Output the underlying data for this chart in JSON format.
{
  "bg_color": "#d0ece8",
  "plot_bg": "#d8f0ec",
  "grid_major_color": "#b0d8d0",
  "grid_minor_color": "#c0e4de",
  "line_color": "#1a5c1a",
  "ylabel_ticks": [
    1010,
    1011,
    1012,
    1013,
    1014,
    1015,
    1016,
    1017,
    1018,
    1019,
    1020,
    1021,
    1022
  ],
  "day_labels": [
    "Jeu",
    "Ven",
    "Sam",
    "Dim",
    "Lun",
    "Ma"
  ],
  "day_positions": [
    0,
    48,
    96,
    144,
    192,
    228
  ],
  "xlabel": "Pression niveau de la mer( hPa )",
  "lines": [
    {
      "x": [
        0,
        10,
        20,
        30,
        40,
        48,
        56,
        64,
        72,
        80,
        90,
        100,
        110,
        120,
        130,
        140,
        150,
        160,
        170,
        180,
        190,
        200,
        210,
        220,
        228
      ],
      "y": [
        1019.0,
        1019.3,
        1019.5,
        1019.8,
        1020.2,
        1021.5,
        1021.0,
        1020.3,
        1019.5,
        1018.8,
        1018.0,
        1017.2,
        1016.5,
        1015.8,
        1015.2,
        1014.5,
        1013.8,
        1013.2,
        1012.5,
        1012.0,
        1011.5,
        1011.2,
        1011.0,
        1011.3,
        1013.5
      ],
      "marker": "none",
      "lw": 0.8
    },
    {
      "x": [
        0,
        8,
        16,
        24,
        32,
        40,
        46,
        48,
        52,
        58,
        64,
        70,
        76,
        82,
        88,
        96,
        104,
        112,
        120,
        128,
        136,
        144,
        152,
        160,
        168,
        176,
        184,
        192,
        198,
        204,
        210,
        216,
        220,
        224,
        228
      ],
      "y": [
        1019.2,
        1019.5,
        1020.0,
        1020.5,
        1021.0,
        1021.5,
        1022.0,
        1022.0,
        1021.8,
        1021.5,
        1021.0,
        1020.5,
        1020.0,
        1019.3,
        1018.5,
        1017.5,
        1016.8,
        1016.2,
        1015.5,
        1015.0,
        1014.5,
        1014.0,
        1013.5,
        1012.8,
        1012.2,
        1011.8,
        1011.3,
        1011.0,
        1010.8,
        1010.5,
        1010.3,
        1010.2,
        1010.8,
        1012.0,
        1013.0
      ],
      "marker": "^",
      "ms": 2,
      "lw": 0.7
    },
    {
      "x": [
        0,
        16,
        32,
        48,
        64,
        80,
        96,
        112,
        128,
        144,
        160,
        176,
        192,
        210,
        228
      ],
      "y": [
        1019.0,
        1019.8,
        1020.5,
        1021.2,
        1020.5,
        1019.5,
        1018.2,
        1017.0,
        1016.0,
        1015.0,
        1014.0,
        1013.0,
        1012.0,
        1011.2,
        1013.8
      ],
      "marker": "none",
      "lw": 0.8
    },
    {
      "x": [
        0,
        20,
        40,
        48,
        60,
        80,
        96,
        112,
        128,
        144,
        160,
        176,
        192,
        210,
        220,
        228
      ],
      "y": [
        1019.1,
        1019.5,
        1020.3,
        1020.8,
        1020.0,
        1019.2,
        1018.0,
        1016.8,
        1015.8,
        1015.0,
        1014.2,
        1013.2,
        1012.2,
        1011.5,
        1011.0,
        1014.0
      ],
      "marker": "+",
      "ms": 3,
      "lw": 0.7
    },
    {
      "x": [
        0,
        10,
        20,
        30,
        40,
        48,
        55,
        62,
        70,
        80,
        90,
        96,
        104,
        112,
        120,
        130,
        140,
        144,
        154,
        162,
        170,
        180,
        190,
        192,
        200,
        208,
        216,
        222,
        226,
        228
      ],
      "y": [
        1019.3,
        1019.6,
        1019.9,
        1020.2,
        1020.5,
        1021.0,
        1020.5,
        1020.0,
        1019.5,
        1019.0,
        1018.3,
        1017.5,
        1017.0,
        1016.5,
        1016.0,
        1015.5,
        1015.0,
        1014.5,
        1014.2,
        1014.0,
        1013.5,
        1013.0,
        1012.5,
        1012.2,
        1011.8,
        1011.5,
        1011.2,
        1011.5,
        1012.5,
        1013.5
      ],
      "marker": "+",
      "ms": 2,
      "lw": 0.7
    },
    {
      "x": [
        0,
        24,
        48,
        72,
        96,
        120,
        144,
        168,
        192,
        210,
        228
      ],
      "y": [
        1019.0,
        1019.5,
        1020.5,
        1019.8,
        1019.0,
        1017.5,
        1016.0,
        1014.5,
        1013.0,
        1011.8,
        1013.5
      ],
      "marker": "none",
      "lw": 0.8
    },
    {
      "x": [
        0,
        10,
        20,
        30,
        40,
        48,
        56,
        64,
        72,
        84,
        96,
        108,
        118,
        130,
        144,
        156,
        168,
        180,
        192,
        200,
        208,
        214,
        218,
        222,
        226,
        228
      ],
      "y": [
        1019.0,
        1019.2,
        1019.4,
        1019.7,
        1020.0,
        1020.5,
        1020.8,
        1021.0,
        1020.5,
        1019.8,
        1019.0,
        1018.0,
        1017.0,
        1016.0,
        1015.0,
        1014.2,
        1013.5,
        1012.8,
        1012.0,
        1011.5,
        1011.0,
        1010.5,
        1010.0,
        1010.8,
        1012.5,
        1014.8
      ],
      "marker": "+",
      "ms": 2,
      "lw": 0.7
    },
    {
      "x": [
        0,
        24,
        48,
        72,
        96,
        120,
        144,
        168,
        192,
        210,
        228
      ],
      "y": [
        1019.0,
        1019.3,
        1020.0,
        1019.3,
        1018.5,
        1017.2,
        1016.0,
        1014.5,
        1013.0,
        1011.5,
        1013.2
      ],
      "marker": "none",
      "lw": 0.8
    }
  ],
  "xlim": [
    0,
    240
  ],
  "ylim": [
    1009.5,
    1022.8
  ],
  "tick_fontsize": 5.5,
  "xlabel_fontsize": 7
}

- - -

◆ WHAT TO WORK ON: Can you give every line above again, exactly as written?

◆ ANSWER IN FULL:
Output the underlying data for this chart in JSON format.
{
  "bg_color": "#d0ece8",
  "plot_bg": "#d8f0ec",
  "grid_major_color": "#b0d8d0",
  "grid_minor_color": "#c0e4de",
  "line_color": "#1a5c1a",
  "ylabel_ticks": [
    1010,
    1011,
    1012,
    1013,
    1014,
    1015,
    1016,
    1017,
    1018,
    1019,
    1020,
    1021,
    1022
  ],
  "day_labels": [
    "Jeu",
    "Ven",
    "Sam",
    "Dim",
    "Lun",
    "Ma"
  ],
  "day_positions": [
    0,
    48,
    96,
    144,
    192,
    228
  ],
  "xlabel": "Pression niveau de la mer( hPa )",
  "lines": [
    {
      "x": [
        0,
        10,
        20,
        30,
        40,
        48,
        56,
        64,
        72,
        80,
        90,
        100,
        110,
        120,
        130,
        140,
        150,
        160,
        170,
        180,
        190,
        200,
        210,
        220,
        228
      ],
      "y": [
        1019.0,
        1019.3,
        1019.5,
        1019.8,
        1020.2,
        1021.5,
        1021.0,
        1020.3,
        1019.5,
        1018.8,
        1018.0,
        1017.2,
        1016.5,
        1015.8,
        1015.2,
        1014.5,
        1013.8,
        1013.2,
        1012.5,
        1012.0,
        1011.5,
        1011.2,
        1011.0,
        1011.3,
        1013.5
      ],
      "marker": "none",
      "lw": 0.8
    },
    {
      "x": [
        0,
        8,
        16,
        24,
        32,
        40,
        46,
        48,
        52,
        58,
        64,
        70,
        76,
        82,
        88,
        96,
        104,
        112,
        120,
        128,
        136,
        144,
        152,
        160,
        168,
        176,
        184,
        192,
        198,
        204,
        210,
        216,
        220,
        224,
        228
      ],
      "y": [
        1019.2,
        1019.5,
        1020.0,
        1020.5,
        1021.0,
        1021.5,
        1022.0,
        1022.0,
        1021.8,
        1021.5,
        1021.0,
        1020.5,
        1020.0,
        1019.3,
        1018.5,
        1017.5,
        1016.8,
        1016.2,
        1015.5,
        1015.0,
        1014.5,
        1014.0,
        1013.5,
        1012.8,
        1012.2,
        1011.8,
        1011.3,
        1011.0,
        1010.8,
        1010.5,
        1010.3,
        1010.2,
        1010.8,
        1012.0,
        1013.0
      ],
      "marker": "^",
      "ms": 2,
      "lw": 0.7
    },
    {
      "x": [
        0,
        16,
        32,
        48,
        64,
        80,
        96,
        112,
        128,
        144,
        160,
        176,
        192,
        210,
        228
      ],
      "y": [
        1019.0,
        1019.8,
        1020.5,
        1021.2,
        1020.5,
        1019.5,
        1018.2,
        1017.0,
        1016.0,
        1015.0,
        1014.0,
        1013.0,
        1012.0,
        1011.2,
        1013.8
      ],
      "marker": "none",
      "lw": 0.8
    },
    {
      "x": [
        0,
        20,
        40,
        48,
        60,
        80,
        96,
        112,
        128,
        144,
        160,
        176,
        192,
        210,
        220,
        228
      ],
      "y": [
        1019.1,
        1019.5,
        1020.3,
        1020.8,
        1020.0,
        1019.2,
        1018.0,
        1016.8,
        1015.8,
        1015.0,
        1014.2,
        1013.2,
        1012.2,
        1011.5,
        1011.0,
        1014.0
      ],
      "marker": "+",
      "ms": 3,
      "lw": 0.7
    },
    {
      "x": [
        0,
        10,
        20,
        30,
        40,
        48,
        55,
        62,
        70,
        80,
        90,
        96,
        104,
        112,
        120,
        130,
        140,
        144,
        154,
        162,
        170,
        180,
        190,
        192,
        200,
        208,
        216,
        222,
        226,
        228
      ],
      "y": [
        1019.3,
        1019.6,
        1019.9,
        1020.2,
        1020.5,
        1021.0,
        1020.5,
        1020.0,
        1019.5,
        1019.0,
        1018.3,
        1017.5,
        1017.0,
        1016.5,
        1016.0,
        1015.5,
        1015.0,
        1014.5,
        1014.2,
        1014.0,
        1013.5,
        1013.0,
        1012.5,
        1012.2,
        1011.8,
        1011.5,
        1011.2,
        1011.5,
        1012.5,
        1013.5
      ],
      "marker": "+",
      "ms": 2,
      "lw": 0.7
    },
    {
      "x": [
        0,
        24,
        48,
        72,
        96,
        120,
        144,
        168,
        192,
        210,
        228
      ],
      "y": [
        1019.0,
        1019.5,
        1020.5,
        1019.8,
        1019.0,
        1017.5,
        1016.0,
        1014.5,
        1013.0,
        1011.8,
        1013.5
      ],
      "marker": "none",
      "lw": 0.8
    },
    {
      "x": [
        0,
        10,
        20,
        30,
        40,
        48,
        56,
        64,
        72,
        84,
        96,
        108,
        118,
        130,
        144,
        156,
        168,
        180,
        192,
        200,
        208,
        214,
        218,
        222,
        226,
        228
      ],
      "y": [
        1019.0,
        1019.2,
        1019.4,
        1019.7,
        1020.0,
        1020.5,
        1020.8,
        1021.0,
        1020.5,
        1019.8,
        1019.0,
        1018.0,
        1017.0,
        1016.0,
        1015.0,
        1014.2,
        1013.5,
        1012.8,
        1012.0,
        1011.5,
        1011.0,
        1010.5,
        1010.0,
        1010.8,
        1012.5,
        1014.8
      ],
      "marker": "+",
      "ms": 2,
      "lw": 0.7
    },
    {
      "x": [
        0,
        24,
        48,
        72,
        96,
        120,
        144,
        168,
        192,
        210,
        228
      ],
      "y": [
        1019.0,
        1019.3,
        1020.0,
        1019.3,
        1018.5,
        1017.2,
        1016.0,
        1014.5,
        1013.0,
        1011.5,
        1013.2
      ],
      "marker": "none",
      "lw": 0.8
    }
  ],
  "xlim": [
    0,
    240
  ],
  "ylim": [
    1009.5,
    1022.8
  ],
  "tick_fontsize": 5.5,
  "xlabel_fontsize": 7
}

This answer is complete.